------ Dataset entries
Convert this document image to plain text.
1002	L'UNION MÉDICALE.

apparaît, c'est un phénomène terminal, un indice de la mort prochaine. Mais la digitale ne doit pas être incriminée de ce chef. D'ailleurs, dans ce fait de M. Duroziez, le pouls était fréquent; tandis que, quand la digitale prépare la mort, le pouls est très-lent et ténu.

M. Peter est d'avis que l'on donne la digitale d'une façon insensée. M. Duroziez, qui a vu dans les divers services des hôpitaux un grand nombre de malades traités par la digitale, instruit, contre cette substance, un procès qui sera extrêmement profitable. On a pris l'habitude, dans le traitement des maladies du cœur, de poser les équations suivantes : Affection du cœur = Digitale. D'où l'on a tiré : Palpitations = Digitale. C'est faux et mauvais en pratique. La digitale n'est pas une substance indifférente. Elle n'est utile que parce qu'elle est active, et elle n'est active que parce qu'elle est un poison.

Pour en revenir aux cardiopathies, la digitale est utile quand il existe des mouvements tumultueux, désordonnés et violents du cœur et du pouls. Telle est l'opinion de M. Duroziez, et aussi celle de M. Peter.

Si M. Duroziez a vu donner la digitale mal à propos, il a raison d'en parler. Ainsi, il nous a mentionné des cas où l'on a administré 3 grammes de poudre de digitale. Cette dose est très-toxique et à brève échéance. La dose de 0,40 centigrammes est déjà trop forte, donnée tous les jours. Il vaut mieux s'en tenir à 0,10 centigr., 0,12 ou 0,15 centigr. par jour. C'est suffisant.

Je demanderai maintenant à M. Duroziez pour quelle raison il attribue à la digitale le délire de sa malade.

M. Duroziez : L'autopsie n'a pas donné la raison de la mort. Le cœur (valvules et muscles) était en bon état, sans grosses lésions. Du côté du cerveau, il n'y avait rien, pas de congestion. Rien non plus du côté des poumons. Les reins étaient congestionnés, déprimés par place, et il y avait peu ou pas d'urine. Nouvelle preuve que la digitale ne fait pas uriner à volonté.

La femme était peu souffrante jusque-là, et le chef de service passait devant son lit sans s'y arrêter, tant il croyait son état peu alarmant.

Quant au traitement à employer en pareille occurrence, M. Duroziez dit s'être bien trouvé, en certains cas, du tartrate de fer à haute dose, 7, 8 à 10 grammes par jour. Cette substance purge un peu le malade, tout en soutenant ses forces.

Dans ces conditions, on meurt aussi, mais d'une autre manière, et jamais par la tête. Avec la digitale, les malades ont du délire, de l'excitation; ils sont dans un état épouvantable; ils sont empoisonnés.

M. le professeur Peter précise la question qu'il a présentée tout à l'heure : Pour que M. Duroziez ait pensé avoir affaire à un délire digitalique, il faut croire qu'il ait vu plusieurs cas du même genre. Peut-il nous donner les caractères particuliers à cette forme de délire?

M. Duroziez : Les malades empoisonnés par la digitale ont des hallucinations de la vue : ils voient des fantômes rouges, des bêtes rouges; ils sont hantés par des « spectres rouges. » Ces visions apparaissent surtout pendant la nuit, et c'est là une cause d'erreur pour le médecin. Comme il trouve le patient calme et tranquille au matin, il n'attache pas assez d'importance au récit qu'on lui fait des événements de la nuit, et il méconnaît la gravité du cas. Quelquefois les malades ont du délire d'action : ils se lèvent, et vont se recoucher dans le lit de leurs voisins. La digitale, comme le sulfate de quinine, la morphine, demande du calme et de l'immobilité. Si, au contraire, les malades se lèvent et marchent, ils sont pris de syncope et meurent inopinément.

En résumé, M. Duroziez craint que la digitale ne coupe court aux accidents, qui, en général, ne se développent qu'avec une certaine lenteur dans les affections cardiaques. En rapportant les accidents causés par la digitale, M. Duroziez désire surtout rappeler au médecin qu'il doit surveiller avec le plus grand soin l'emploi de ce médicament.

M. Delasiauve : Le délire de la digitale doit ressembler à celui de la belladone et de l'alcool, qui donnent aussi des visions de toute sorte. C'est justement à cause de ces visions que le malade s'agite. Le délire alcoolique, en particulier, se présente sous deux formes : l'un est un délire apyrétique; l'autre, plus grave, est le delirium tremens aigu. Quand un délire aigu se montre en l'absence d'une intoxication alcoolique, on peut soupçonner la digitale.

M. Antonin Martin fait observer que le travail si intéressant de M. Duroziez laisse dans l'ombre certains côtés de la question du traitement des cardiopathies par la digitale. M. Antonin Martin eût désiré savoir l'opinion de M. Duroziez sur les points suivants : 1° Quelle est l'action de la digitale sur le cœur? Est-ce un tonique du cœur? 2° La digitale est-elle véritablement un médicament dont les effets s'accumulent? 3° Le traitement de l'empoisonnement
------------
▶ _Given instruction_
All of the entries must be quoted exactly; please include each one.

▶ _Exercise response_
Convert this document image to plain text.
1002	L'UNION MÉDICALE.

apparaît, c'est un phénomène terminal, un indice de la mort prochaine. Mais la digitale ne doit pas être incriminée de ce chef. D'ailleurs, dans ce fait de M. Duroziez, le pouls était fréquent; tandis que, quand la digitale prépare la mort, le pouls est très-lent et ténu.

M. Peter est d'avis que l'on donne la digitale d'une façon insensée. M. Duroziez, qui a vu dans les divers services des hôpitaux un grand nombre de malades traités par la digitale, instruit, contre cette substance, un procès qui sera extrêmement profitable. On a pris l'habitude, dans le traitement des maladies du cœur, de poser les équations suivantes : Affection du cœur = Digitale. D'où l'on a tiré : Palpitations = Digitale. C'est faux et mauvais en pratique. La digitale n'est pas une substance indifférente. Elle n'est utile que parce qu'elle est active, et elle n'est active que parce qu'elle est un poison.

Pour en revenir aux cardiopathies, la digitale est utile quand il existe des mouvements tumultueux, désordonnés et violents du cœur et du pouls. Telle est l'opinion de M. Duroziez, et aussi celle de M. Peter.

Si M. Duroziez a vu donner la digitale mal à propos, il a raison d'en parler. Ainsi, il nous a mentionné des cas où l'on a administré 3 grammes de poudre de digitale. Cette dose est très-toxique et à brève échéance. La dose de 0,40 centigrammes est déjà trop forte, donnée tous les jours. Il vaut mieux s'en tenir à 0,10 centigr., 0,12 ou 0,15 centigr. par jour. C'est suffisant.

Je demanderai maintenant à M. Duroziez pour quelle raison il attribue à la digitale le délire de sa malade.

M. Duroziez : L'autopsie n'a pas donné la raison de la mort. Le cœur (valvules et muscles) était en bon état, sans grosses lésions. Du côté du cerveau, il n'y avait rien, pas de congestion. Rien non plus du côté des poumons. Les reins étaient congestionnés, déprimés par place, et il y avait peu ou pas d'urine. Nouvelle preuve que la digitale ne fait pas uriner à volonté.

La femme était peu souffrante jusque-là, et le chef de service passait devant son lit sans s'y arrêter, tant il croyait son état peu alarmant.

Quant au traitement à employer en pareille occurrence, M. Duroziez dit s'être bien trouvé, en certains cas, du tartrate de fer à haute dose, 7, 8 à 10 grammes par jour. Cette substance purge un peu le malade, tout en soutenant ses forces.

Dans ces conditions, on meurt aussi, mais d'une autre manière, et jamais par la tête. Avec la digitale, les malades ont du délire, de l'excitation; ils sont dans un état épouvantable; ils sont empoisonnés.

M. le professeur Peter précise la question qu'il a présentée tout à l'heure : Pour que M. Duroziez ait pensé avoir affaire à un délire digitalique, il faut croire qu'il ait vu plusieurs cas du même genre. Peut-il nous donner les caractères particuliers à cette forme de délire?

M. Duroziez : Les malades empoisonnés par la digitale ont des hallucinations de la vue : ils voient des fantômes rouges, des bêtes rouges; ils sont hantés par des « spectres rouges. » Ces visions apparaissent surtout pendant la nuit, et c'est là une cause d'erreur pour le médecin. Comme il trouve le patient calme et tranquille au matin, il n'attache pas assez d'importance au récit qu'on lui fait des événements de la nuit, et il méconnaît la gravité du cas. Quelquefois les malades ont du délire d'action : ils se lèvent, et vont se recoucher dans le lit de leurs voisins. La digitale, comme le sulfate de quinine, la morphine, demande du calme et de l'immobilité. Si, au contraire, les malades se lèvent et marchent, ils sont pris de syncope et meurent inopinément.

En résumé, M. Duroziez craint que la digitale ne coupe court aux accidents, qui, en général, ne se développent qu'avec une certaine lenteur dans les affections cardiaques. En rapportant les accidents causés par la digitale, M. Duroziez désire surtout rappeler au médecin qu'il doit surveiller avec le plus grand soin l'emploi de ce médicament.

M. Delasiauve : Le délire de la digitale doit ressembler à celui de la belladone et de l'alcool, qui donnent aussi des visions de toute sorte. C'est justement à cause de ces visions que le malade s'agite. Le délire alcoolique, en particulier, se présente sous deux formes : l'un est un délire apyrétique; l'autre, plus grave, est le delirium tremens aigu. Quand un délire aigu se montre en l'absence d'une intoxication alcoolique, on peut soupçonner la digitale.

M. Antonin Martin fait observer que le travail si intéressant de M. Duroziez laisse dans l'ombre certains côtés de la question du traitement des cardiopathies par la digitale. M. Antonin Martin eût désiré savoir l'opinion de M. Duroziez sur les points suivants : 1° Quelle est l'action de la digitale sur le cœur? Est-ce un tonique du cœur? 2° La digitale est-elle véritablement un médicament dont les effets s'accumulent? 3° Le traitement de l'empoisonnement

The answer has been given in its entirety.